> GIVEN TASK:
How many lines in the records below hold the string "البنية"? Please answer with the number and nothing more.

> INFORMATION GIVEN:
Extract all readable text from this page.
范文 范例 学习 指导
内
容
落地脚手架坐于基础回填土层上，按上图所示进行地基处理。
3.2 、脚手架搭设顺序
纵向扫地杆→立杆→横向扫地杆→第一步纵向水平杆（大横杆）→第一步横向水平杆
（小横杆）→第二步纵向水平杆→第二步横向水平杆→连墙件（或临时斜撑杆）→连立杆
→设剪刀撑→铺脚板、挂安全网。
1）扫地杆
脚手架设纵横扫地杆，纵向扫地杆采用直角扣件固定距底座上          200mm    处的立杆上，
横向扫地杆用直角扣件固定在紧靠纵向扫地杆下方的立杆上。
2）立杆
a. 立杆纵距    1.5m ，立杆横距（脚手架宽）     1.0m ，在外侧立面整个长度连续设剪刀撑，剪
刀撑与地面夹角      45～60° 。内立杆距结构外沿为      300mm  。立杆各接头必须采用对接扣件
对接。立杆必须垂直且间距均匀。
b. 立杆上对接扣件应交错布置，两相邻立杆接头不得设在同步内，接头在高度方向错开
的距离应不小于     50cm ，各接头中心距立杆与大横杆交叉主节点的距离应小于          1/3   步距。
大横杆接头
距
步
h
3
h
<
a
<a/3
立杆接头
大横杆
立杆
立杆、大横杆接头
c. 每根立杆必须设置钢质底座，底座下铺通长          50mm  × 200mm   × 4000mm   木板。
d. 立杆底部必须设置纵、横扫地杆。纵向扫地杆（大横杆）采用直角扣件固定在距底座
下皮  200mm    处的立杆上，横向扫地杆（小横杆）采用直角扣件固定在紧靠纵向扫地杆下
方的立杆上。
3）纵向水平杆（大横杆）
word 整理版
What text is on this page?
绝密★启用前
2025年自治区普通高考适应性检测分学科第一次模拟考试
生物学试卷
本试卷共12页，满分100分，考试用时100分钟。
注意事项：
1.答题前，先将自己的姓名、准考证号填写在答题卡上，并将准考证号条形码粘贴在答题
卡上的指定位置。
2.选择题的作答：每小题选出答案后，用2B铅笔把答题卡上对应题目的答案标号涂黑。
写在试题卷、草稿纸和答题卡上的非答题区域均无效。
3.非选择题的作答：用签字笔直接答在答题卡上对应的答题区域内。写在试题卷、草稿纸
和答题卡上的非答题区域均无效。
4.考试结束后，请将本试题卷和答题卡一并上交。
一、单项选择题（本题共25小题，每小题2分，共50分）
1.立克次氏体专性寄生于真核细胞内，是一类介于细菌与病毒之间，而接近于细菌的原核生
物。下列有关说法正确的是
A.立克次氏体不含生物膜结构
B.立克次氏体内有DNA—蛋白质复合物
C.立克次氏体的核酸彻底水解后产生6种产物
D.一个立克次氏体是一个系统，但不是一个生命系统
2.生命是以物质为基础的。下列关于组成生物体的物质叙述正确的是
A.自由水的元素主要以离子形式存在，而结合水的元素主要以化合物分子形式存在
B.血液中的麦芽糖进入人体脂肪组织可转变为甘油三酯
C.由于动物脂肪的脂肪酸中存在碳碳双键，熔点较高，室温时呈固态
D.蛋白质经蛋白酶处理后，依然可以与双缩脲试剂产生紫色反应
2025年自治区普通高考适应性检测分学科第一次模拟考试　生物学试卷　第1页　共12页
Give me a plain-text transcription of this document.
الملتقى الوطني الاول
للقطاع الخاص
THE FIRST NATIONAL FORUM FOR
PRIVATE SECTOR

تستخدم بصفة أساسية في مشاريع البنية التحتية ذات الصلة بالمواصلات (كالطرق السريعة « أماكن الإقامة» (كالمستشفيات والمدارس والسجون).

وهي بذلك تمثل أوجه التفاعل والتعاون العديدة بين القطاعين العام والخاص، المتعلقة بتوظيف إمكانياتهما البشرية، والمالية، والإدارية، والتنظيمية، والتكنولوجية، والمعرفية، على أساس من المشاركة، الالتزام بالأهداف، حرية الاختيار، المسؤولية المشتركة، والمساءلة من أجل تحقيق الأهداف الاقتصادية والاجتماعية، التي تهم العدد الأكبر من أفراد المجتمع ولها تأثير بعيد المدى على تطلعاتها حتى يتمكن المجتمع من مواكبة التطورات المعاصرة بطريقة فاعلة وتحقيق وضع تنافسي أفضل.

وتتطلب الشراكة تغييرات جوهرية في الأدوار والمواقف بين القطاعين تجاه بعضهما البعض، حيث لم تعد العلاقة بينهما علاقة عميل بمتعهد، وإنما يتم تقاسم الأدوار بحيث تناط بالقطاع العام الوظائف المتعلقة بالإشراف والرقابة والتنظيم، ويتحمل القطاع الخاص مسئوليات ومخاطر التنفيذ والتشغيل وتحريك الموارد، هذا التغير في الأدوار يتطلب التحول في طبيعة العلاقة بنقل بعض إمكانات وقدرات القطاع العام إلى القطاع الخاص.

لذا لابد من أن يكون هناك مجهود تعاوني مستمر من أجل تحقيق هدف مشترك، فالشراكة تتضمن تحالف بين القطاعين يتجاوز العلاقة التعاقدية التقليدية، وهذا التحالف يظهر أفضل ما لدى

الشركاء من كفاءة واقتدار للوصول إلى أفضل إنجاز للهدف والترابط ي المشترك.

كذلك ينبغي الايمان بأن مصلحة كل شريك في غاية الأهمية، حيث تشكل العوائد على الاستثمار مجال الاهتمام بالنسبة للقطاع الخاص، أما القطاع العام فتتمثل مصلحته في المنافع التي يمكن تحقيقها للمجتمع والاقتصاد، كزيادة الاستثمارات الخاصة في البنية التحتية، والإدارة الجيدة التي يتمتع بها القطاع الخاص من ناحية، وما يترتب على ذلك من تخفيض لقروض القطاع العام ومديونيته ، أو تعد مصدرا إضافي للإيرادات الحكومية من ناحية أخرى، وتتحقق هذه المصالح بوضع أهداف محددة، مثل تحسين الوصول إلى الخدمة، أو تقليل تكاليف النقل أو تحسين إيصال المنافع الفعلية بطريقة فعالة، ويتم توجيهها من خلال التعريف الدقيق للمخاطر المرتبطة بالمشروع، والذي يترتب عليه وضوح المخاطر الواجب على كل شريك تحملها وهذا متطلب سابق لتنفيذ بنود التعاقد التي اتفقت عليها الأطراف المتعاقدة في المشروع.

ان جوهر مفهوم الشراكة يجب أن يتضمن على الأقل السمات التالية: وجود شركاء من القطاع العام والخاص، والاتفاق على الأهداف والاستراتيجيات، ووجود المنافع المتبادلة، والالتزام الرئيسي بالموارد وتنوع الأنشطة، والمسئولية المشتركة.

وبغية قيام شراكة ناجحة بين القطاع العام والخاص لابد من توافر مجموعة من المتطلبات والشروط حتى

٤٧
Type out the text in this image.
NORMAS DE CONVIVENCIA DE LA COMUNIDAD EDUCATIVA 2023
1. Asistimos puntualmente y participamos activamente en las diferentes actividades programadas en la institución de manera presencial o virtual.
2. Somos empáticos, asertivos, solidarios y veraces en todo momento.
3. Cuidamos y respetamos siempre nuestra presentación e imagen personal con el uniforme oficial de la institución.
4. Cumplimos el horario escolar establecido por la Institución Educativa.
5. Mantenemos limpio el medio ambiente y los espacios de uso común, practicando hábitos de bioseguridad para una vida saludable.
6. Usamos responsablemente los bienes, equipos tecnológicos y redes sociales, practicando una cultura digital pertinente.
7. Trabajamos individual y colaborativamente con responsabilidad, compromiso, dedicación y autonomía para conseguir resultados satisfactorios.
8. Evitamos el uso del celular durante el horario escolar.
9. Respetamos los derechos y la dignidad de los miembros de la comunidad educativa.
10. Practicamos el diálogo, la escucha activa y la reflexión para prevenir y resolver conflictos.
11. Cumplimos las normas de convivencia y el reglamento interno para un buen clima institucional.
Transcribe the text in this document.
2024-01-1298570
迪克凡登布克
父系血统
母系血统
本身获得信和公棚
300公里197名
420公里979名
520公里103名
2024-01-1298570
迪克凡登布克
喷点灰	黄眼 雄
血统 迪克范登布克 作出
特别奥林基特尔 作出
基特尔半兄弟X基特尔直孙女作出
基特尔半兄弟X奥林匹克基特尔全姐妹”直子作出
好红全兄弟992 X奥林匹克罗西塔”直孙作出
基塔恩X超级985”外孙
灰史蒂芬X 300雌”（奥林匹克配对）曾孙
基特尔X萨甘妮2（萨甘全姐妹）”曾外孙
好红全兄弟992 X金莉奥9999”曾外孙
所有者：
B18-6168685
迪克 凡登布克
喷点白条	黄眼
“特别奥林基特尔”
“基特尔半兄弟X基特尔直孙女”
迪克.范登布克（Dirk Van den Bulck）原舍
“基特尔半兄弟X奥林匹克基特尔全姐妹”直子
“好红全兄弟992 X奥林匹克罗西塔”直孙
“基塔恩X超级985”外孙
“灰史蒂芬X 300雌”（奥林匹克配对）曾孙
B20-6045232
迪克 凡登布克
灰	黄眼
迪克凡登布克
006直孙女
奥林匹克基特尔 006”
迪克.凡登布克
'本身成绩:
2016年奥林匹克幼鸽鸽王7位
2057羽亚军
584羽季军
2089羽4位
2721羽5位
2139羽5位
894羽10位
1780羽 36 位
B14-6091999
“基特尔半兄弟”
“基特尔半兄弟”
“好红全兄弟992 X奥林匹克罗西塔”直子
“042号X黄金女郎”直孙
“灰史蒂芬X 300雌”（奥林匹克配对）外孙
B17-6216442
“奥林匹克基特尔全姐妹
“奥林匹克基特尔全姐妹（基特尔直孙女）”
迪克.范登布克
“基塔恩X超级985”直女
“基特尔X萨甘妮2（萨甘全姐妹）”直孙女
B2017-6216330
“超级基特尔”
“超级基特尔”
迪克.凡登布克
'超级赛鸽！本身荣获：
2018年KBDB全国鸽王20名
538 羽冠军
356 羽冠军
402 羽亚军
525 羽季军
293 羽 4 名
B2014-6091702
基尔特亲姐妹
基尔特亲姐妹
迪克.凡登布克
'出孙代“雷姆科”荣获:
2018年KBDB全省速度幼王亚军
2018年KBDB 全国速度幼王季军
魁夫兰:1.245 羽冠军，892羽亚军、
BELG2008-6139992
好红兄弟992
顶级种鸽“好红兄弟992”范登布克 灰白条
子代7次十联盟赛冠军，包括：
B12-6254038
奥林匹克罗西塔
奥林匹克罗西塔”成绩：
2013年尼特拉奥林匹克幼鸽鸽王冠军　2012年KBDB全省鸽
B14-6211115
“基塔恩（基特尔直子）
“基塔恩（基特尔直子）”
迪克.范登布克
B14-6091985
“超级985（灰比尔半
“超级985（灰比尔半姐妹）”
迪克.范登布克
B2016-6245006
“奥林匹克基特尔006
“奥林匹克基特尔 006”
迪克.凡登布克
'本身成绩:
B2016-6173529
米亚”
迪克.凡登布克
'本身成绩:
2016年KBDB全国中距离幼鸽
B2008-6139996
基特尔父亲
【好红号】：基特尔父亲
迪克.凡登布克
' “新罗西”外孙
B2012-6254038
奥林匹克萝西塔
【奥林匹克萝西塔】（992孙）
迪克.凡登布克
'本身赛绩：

> CORRECT OUTPUT:
2